TASKS TO CARRY OUT ▸
• 1. Decide whether each statement agrees with the dim sum bond article below. Answer yes or no, and quote the words from the article that settle it.
(a) HSBC forecasts that new issues could reach 100 billion yuan next year.
(b) Bank of China was the leading underwriter of dim sum bonds this year.
(c) Yuan deposits in Hong Kong reached 279.6 billion yuan in November.
• 2. Using the dim sum bond article below, answer each question.
(a) What is the total of offerings in 2010?
(b) What average yield do dim sum bonds pay according to Treasury Markets Association data?
(c) Who is HSBC's head of Asia debt syndicate?
═══ GIVEN PASSAGE
2010년 12월 23일 목요일

Dim Sum Bond Top Underwriters See Sales Doubling

HSBC Holdings Plc and Standard Chartered Plc, the biggest foreign underwriters of yuan bonds sold in Hong Kong, say sales will double in 2011 as demand outstrips supply and the yuan appreciates.

New issues may increase to a record 80 billion yuan ($12 billion) next year, with as much as 30 billion yuan of sales in the first quarter, according to HSBC, the No. 2 underwriter of so-called dim sum bonds. Standard Chartered, the fourth largest this year, says sales could top as much as 100 billion yuan as Moscow-based United Co. Rusal and BP Plc plan issues. Offerings in 2010 total 40.7 billion yuan, data compiled by Bloomberg show.

“We’re likely to see strong growth to around 80 billion yuan in 2011,” Sean Henderson, HSBC’s head of Asia debt syndicate, said in a telephone interview. The dim sum market has grown 10-fold since 2008 as China seeks to use the city as an international center to promote the use of the yuan beyond its borders for trade and finance.

Forecasts of currency gains spurred a 29 percent month-on- month jump in yuan deposits in Hong Kong to a high of 279.6 billion yuan in November, according to a statement from the Hong Kong Monetary Authority yesterday, creating an investor base seeking yuan-denominated securities. Bond issuers can save about 220 basis points, or 2.2 percentage point, in interest payments selling yuan bonds in Hong Kong rather than in
Shanghai.

Cantonese Food
Dim sum bonds, named after the Cantonese brunch food, pay an average yield of about 1.6 percent, according to Treasury Markets Association data, which tracks 30 outstanding issues including notes sold by China Development Bank Corp. and Bank of China Ltd. The average yield paid on three- to five-year bonds sold by government-linked companies in China is 3.8 percent, according to Bank of America Merrill Lynch’s China Quasi- Government Index.

Investment-grade companies in Asia pay an average 4.76 percent to sell dollar-denominated bonds, according to JPMorgan Chase & Co.’s Asia Credit Index.

China Development Bank’s dim sum bonds due November 2013 yield 1.9 percent, according to TMA prices. The lender’s dollar- denominated bonds due in October 2014 yield 2.82 percent, according to BNP Paribas prices, while its yuan bonds due October 2013 pay 3.7 percent, according to Chinabond prices.
Bank of China, the No. 1 underwriter of dim sum bonds this year, said this week it plans to set up an index tracking the performance of the most actively traded dim sum notes, according to an e-mailed statement from the bank on Dec. 20. Nobody at Bank of China was able provide a dim sum bond forecast yesterday, said Clarina Man, a spokeswoman.
══════
═══ RECORDS SHOWN
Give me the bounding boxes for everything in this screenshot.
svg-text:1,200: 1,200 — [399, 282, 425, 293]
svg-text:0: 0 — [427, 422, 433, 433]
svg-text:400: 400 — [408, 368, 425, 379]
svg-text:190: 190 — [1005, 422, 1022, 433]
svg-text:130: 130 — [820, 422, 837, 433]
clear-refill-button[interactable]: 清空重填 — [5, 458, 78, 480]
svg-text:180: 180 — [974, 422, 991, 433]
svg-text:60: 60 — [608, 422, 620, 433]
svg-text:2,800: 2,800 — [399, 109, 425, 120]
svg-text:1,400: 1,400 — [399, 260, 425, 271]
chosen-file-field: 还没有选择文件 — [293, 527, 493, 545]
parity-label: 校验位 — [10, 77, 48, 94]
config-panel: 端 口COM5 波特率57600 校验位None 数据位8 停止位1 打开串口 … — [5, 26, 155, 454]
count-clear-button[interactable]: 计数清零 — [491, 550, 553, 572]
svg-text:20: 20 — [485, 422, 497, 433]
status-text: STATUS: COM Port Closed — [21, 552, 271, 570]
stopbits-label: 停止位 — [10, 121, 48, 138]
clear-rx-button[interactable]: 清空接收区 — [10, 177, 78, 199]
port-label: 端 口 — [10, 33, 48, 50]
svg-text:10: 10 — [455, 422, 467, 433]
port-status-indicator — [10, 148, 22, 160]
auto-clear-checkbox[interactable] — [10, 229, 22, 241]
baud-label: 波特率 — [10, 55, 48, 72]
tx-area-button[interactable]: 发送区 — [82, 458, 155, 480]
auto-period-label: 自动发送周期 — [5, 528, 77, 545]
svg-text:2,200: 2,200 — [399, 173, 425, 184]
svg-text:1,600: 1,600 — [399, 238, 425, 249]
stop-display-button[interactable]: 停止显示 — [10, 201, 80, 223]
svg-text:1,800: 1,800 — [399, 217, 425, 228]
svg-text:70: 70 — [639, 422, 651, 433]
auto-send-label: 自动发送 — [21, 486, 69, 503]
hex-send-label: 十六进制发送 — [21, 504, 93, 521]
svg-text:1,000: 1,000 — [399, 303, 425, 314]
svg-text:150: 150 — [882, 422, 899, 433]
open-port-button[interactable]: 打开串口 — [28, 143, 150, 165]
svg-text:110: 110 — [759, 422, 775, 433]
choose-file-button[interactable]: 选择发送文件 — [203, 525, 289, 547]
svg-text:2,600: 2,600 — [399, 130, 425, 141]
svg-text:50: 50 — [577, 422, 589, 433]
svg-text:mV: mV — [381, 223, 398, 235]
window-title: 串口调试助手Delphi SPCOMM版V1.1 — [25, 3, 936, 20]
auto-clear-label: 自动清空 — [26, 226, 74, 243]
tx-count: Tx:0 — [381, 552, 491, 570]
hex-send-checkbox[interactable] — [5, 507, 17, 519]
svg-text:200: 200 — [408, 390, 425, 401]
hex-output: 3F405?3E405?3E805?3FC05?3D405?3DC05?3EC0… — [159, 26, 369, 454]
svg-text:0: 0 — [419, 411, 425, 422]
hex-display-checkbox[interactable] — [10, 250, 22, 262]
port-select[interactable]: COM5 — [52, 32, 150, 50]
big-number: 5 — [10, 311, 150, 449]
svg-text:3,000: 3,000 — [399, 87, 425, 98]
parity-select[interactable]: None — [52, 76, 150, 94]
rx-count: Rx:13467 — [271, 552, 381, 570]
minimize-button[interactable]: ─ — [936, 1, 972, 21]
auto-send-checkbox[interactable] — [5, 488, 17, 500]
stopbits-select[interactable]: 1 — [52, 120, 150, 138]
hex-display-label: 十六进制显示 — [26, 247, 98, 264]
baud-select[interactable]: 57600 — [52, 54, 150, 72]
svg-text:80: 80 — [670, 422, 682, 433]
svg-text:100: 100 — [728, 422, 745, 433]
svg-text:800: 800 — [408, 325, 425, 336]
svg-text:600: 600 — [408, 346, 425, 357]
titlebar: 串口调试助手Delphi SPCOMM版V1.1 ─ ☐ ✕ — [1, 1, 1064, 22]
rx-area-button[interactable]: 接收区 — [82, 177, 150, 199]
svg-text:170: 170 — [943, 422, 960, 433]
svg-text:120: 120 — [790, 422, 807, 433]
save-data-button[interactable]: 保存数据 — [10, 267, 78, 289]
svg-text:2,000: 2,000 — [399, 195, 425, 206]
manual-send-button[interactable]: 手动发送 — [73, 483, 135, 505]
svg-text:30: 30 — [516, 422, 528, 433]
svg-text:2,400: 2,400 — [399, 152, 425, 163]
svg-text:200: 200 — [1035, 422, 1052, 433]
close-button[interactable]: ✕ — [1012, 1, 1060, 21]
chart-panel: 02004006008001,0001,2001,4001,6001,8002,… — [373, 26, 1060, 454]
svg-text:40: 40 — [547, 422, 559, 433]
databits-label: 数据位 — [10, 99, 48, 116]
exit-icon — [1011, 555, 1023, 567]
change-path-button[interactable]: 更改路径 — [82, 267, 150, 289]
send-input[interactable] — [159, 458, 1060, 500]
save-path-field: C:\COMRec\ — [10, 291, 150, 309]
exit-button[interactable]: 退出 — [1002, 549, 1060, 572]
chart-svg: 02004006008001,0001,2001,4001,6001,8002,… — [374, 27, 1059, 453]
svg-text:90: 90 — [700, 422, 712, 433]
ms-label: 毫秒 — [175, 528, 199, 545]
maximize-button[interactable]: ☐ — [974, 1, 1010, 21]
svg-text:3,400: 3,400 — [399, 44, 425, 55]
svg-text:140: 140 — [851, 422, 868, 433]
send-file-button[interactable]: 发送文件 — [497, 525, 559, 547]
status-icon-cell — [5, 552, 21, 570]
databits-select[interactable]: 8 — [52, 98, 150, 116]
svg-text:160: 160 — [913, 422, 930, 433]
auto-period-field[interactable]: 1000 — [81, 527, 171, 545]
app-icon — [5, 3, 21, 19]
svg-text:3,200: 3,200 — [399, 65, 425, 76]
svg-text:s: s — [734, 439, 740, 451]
══════
SOLUTION SET ▸
• 1.
(a) No: "New issues may increase to a record 80 billion yuan ($12 billion) next year, with as much as 30 billion yuan of sales in the first quarter, according to HSBC"
(b) Yes: "Bank of China, the No. 1 underwriter of dim sum bonds this year"
(c) Yes: "a 29 percent month-on- month jump in yuan deposits in Hong Kong to a high of 279.6 billion yuan in November"

• 2.
(a) 40.7 billion yuan
(b) About 1.6 percent
(c) Sean Henderson